§ **Stated goal**
Where a line in the listing below contains the word "Read", copy that line.

[Dataset entries]
━━━━━━
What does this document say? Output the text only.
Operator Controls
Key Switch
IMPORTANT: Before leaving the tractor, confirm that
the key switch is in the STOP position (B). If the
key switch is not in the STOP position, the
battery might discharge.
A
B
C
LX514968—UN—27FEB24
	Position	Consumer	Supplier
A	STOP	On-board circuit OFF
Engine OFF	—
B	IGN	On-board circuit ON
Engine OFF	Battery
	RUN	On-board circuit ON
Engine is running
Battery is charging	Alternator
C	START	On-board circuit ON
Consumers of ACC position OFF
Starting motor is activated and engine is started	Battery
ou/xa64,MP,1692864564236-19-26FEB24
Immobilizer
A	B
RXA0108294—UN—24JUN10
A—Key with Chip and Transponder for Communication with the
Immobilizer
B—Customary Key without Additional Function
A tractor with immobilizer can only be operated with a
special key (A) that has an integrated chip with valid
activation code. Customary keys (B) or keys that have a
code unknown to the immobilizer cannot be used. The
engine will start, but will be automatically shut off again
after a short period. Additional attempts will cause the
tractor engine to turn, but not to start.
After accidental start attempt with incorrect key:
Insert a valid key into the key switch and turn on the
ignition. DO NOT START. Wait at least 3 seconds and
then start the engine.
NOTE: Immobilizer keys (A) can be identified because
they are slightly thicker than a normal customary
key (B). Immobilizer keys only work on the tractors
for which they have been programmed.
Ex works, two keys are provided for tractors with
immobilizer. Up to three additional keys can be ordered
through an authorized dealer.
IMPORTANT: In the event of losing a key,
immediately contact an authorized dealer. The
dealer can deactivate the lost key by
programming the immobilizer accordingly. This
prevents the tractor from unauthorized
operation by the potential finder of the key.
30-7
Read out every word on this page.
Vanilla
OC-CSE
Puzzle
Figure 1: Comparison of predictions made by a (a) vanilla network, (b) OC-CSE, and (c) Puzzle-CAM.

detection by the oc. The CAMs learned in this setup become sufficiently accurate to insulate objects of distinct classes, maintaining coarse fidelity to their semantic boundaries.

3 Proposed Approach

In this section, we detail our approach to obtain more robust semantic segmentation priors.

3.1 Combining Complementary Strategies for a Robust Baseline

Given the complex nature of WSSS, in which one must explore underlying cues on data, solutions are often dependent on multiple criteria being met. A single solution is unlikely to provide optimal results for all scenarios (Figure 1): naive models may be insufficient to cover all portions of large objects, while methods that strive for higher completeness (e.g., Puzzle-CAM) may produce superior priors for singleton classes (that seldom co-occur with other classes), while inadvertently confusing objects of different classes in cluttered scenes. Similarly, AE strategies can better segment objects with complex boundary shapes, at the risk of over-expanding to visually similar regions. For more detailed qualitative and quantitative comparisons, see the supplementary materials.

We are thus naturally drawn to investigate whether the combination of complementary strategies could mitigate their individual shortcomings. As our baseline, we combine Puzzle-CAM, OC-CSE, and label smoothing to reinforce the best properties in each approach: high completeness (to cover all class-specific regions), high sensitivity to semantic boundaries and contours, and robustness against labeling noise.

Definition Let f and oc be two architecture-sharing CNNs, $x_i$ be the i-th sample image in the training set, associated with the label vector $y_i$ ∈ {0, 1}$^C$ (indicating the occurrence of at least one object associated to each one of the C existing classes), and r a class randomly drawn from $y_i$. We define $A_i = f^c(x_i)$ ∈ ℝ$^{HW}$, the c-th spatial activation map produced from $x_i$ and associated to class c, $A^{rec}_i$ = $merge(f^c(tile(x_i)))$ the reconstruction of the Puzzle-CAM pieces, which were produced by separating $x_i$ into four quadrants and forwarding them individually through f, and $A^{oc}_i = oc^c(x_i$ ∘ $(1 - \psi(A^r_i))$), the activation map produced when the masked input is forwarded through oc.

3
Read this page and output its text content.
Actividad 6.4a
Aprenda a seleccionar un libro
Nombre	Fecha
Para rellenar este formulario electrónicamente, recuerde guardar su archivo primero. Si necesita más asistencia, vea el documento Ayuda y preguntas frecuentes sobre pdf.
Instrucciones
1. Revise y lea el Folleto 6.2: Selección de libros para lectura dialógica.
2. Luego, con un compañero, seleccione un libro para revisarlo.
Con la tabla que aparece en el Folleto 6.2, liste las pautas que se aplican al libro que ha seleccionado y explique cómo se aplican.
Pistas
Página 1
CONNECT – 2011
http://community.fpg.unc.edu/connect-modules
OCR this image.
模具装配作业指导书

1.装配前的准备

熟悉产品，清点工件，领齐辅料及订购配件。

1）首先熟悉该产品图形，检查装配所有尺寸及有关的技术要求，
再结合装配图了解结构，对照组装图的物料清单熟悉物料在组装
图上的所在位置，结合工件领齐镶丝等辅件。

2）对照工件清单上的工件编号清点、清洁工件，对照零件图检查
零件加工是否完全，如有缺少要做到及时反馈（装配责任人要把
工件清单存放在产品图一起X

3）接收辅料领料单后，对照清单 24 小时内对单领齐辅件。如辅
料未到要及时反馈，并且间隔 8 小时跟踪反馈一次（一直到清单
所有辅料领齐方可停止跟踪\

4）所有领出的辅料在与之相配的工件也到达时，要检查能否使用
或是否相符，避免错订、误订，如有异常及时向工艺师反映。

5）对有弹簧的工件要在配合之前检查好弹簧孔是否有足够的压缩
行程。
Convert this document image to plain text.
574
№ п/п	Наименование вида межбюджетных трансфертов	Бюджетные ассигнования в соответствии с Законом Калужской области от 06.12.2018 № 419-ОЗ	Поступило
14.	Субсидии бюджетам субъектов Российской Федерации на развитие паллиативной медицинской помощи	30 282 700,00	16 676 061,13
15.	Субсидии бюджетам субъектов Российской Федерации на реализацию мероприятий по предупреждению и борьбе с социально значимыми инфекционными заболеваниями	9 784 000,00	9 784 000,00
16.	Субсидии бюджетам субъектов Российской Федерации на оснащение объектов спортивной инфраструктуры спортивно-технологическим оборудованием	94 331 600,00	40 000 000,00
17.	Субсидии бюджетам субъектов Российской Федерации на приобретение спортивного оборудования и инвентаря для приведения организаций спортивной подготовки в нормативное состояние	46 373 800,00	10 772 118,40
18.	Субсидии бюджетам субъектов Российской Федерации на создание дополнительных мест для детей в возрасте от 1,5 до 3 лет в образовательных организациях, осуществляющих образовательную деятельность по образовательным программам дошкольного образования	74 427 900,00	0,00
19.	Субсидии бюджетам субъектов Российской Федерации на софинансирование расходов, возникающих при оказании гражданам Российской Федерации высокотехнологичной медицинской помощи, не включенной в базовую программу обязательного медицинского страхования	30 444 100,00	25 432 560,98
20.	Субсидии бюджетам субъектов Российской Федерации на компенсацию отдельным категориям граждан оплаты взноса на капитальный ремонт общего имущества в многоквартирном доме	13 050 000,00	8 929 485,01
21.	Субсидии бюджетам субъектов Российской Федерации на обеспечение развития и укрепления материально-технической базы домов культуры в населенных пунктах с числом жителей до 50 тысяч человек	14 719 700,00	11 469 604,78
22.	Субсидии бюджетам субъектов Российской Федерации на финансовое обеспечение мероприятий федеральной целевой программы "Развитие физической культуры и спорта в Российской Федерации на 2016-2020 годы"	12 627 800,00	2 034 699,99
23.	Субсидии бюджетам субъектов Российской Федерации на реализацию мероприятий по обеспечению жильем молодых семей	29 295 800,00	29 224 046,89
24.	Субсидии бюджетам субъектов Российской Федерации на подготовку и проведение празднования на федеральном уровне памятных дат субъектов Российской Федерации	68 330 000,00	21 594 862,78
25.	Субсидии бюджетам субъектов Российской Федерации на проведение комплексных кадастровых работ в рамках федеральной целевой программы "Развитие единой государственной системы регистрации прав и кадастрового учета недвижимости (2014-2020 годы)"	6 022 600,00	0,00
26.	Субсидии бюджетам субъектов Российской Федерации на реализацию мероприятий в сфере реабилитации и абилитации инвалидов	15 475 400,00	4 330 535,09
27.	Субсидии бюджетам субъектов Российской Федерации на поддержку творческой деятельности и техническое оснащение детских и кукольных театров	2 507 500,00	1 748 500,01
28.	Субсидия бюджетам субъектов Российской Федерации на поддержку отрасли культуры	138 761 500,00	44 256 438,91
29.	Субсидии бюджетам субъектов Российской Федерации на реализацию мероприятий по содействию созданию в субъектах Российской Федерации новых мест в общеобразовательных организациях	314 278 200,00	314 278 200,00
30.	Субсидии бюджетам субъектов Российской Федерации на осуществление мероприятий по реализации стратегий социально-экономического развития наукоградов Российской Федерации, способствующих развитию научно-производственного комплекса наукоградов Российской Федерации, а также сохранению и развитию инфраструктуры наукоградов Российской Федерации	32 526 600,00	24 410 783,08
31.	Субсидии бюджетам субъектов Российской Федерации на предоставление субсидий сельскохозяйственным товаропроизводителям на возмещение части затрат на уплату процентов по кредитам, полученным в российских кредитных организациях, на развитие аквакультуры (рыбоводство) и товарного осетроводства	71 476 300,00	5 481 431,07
━━━━━━
§ **Exercise solution**
Read out every word on this page.
Read this page and output its text content.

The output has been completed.